==== INFORMATION PROVIDED ====
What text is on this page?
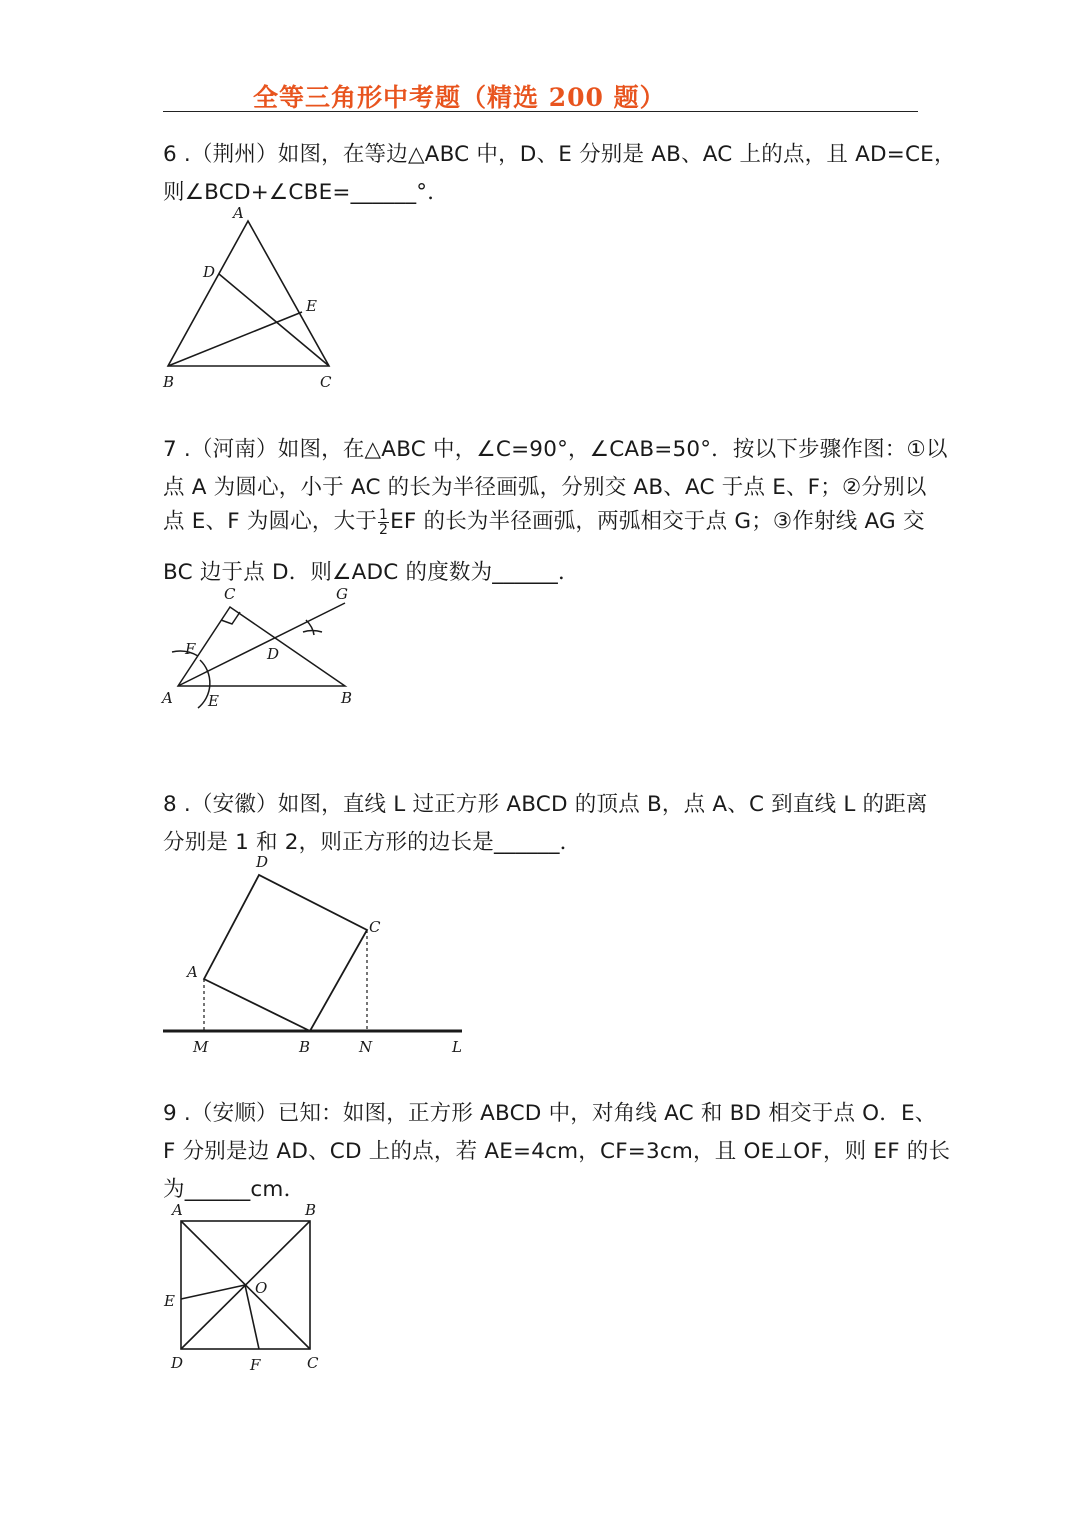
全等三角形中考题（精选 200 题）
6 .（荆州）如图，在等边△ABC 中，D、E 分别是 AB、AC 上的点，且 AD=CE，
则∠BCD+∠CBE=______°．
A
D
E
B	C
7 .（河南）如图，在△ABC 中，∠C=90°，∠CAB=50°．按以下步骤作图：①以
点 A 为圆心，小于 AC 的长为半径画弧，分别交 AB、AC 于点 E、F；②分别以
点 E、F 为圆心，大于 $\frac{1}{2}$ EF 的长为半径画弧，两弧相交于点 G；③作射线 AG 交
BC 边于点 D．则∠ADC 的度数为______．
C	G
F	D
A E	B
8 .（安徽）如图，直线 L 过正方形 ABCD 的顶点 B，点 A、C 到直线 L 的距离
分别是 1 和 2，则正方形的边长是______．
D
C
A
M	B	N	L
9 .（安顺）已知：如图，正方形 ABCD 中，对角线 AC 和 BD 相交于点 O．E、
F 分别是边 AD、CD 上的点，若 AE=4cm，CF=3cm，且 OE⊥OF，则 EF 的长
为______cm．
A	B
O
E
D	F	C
====
WORK TO DO: Do not include the images; transcribe the rest of the listing exactly.

RESULT OF THIS TASK:
What text is on this page?
全等三角形中考题（精选 200 题）
6 .（荆州）如图，在等边△ABC 中，D、E 分别是 AB、AC 上的点，且 AD=CE，
则∠BCD+∠CBE=______°．
A
D
E
B	C
7 .（河南）如图，在△ABC 中，∠C=90°，∠CAB=50°．按以下步骤作图：①以
点 A 为圆心，小于 AC 的长为半径画弧，分别交 AB、AC 于点 E、F；②分别以
点 E、F 为圆心，大于 $\frac{1}{2}$ EF 的长为半径画弧，两弧相交于点 G；③作射线 AG 交
BC 边于点 D．则∠ADC 的度数为______．
C	G
F	D
A E	B
8 .（安徽）如图，直线 L 过正方形 ABCD 的顶点 B，点 A、C 到直线 L 的距离
分别是 1 和 2，则正方形的边长是______．
D
C
A
M	B	N	L
9 .（安顺）已知：如图，正方形 ABCD 中，对角线 AC 和 BD 相交于点 O．E、
F 分别是边 AD、CD 上的点，若 AE=4cm，CF=3cm，且 OE⊥OF，则 EF 的长
为______cm．
A	B
O
E
D	F	C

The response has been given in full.